Records for the task:
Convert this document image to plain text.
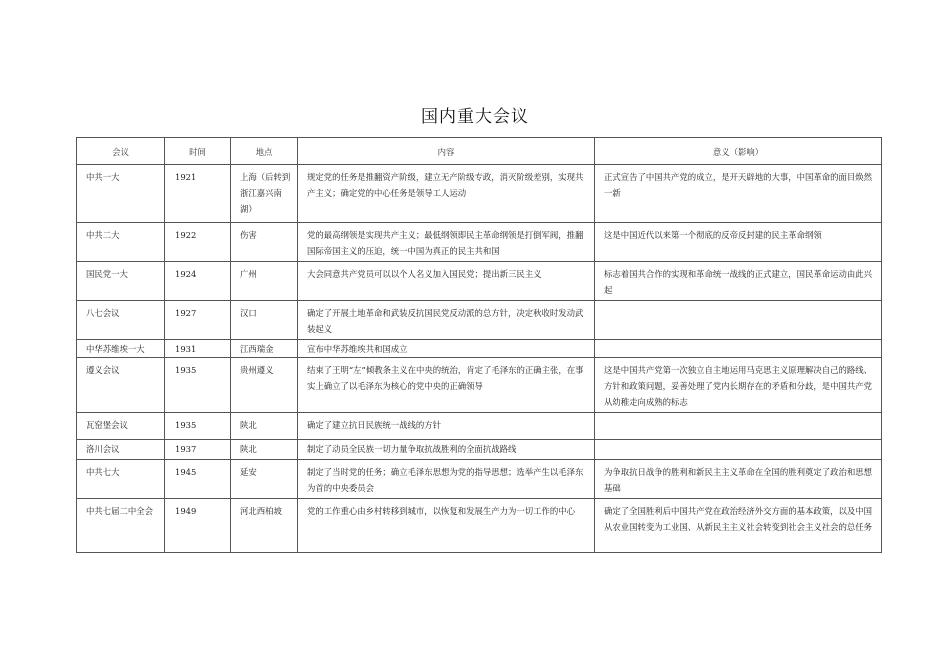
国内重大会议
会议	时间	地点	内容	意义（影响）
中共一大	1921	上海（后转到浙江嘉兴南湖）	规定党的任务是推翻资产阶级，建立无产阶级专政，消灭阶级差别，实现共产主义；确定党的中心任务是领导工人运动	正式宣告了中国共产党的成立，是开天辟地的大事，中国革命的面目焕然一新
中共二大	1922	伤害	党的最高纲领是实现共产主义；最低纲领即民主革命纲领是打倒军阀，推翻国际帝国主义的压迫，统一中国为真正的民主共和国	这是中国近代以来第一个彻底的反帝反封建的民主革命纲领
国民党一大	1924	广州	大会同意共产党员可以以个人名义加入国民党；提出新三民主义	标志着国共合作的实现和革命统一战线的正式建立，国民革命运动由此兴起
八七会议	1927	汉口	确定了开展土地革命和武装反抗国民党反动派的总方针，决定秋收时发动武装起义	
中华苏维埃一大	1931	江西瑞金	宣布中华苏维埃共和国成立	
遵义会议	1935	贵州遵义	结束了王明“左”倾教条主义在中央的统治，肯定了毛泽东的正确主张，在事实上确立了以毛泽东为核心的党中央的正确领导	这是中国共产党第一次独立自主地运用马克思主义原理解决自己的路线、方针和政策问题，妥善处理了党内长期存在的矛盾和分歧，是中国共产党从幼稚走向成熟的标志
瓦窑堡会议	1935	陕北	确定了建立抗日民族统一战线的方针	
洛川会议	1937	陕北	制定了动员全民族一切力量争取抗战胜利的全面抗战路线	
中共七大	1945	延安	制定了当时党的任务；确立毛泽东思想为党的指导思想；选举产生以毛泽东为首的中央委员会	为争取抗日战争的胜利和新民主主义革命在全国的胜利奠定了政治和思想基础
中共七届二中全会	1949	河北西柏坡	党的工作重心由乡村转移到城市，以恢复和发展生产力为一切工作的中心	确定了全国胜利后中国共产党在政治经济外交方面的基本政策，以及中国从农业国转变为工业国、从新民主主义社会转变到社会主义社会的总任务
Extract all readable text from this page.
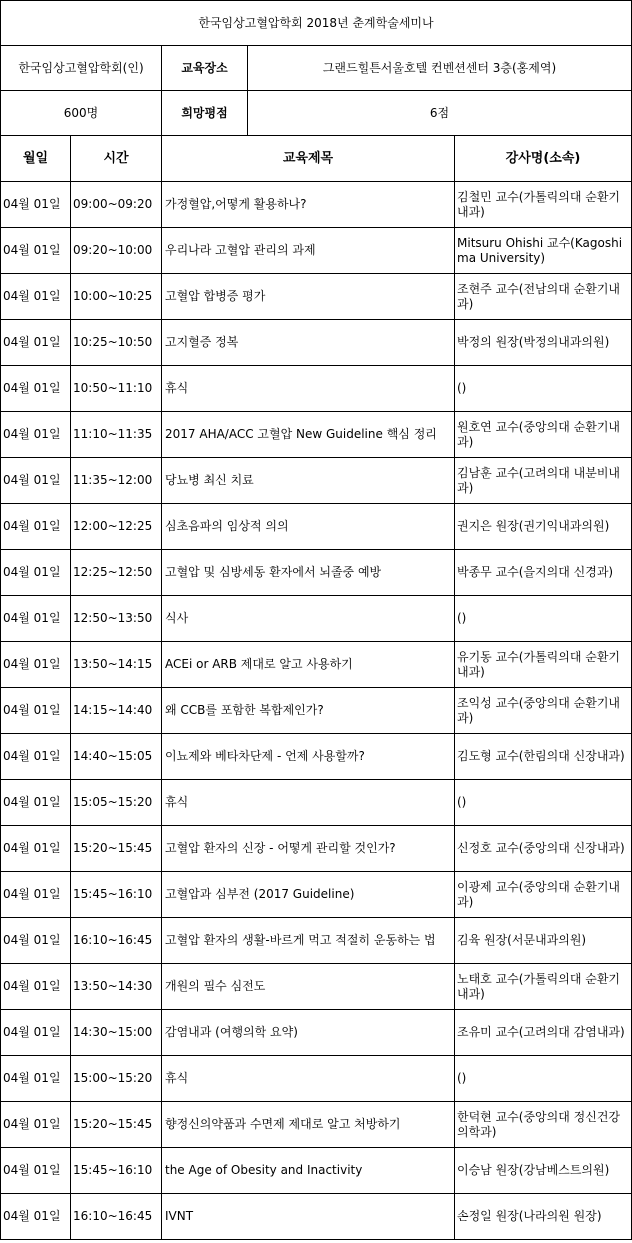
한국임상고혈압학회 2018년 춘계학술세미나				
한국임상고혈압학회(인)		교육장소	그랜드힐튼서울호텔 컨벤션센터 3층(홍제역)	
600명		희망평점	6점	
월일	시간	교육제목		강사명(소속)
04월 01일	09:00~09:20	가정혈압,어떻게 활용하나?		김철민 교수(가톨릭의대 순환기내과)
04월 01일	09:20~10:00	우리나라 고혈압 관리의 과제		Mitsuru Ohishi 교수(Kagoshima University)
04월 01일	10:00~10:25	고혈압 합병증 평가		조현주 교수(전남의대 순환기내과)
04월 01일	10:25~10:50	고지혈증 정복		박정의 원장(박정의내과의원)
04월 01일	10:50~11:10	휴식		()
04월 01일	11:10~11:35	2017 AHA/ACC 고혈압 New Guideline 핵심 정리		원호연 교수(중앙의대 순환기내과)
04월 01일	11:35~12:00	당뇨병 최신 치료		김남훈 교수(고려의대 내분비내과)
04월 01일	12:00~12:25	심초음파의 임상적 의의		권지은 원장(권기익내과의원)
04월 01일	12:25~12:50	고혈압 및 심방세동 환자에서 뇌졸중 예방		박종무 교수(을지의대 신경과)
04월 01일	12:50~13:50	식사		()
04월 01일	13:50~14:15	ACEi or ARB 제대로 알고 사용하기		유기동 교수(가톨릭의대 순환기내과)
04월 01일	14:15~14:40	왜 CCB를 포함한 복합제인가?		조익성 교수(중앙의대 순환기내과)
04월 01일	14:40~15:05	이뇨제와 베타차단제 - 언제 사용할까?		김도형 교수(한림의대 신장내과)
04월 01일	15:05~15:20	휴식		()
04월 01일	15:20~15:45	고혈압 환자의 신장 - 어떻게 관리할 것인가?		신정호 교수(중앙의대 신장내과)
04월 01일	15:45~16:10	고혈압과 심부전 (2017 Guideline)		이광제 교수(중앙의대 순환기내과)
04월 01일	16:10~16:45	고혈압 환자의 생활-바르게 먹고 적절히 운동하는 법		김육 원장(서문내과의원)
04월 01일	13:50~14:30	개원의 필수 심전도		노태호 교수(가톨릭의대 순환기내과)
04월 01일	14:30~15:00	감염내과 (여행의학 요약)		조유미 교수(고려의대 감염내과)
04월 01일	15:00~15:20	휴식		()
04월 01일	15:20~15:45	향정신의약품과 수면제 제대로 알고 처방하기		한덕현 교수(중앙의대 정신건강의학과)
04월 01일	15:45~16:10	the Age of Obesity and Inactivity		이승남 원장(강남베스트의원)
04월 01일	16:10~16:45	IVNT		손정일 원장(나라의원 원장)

---

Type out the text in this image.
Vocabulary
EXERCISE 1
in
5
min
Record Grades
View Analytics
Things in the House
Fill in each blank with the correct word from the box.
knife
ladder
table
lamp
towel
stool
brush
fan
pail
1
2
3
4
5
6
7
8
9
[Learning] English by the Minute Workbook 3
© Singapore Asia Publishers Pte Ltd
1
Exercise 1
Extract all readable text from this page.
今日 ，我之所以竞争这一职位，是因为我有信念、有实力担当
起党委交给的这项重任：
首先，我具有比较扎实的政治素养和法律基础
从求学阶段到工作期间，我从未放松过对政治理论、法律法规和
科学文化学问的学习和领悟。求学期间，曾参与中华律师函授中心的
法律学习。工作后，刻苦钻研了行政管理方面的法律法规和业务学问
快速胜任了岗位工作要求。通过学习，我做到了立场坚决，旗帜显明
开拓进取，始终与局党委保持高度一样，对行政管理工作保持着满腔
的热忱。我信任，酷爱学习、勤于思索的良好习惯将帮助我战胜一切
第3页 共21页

==

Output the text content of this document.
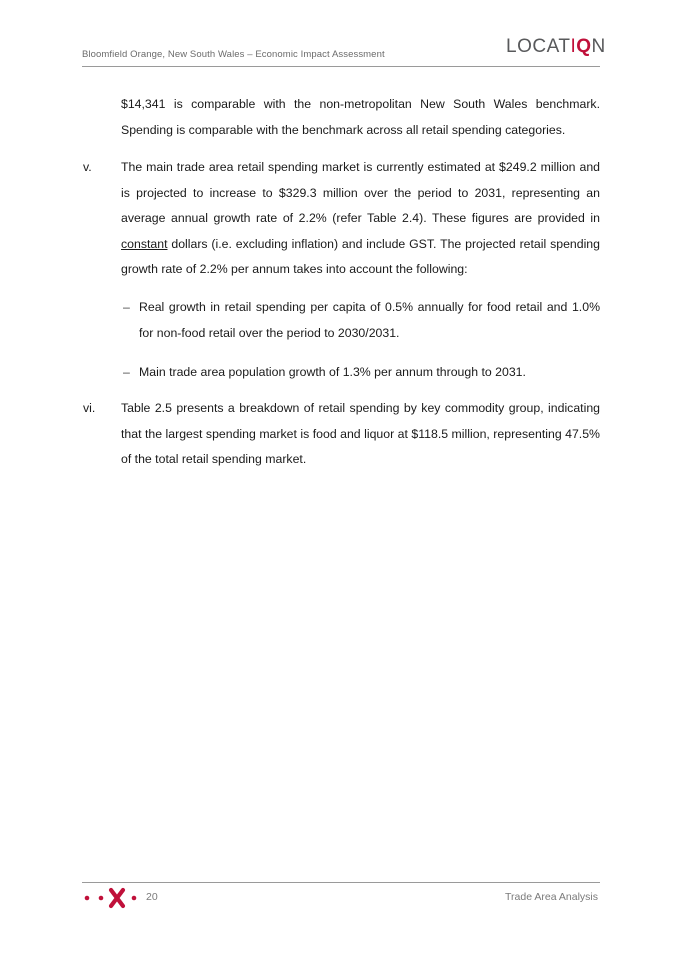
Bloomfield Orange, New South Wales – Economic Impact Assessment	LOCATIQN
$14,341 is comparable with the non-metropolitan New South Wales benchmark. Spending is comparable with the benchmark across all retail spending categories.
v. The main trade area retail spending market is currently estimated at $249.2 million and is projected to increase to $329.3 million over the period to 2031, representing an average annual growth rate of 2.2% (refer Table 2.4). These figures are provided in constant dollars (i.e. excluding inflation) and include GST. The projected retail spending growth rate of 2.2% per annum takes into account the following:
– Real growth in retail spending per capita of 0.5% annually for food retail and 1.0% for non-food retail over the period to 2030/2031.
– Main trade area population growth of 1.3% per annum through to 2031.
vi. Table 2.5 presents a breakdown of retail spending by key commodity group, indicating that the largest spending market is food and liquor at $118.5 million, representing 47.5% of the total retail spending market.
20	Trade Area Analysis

What you should do:
Pick out and copy the lines of the entries that hold the string "this".

The answer:
Convert this document image to plain text.
Extract all readable text from this page.
Type out the text in this image.
Extract all readable text from this page.
Output the text content of this document.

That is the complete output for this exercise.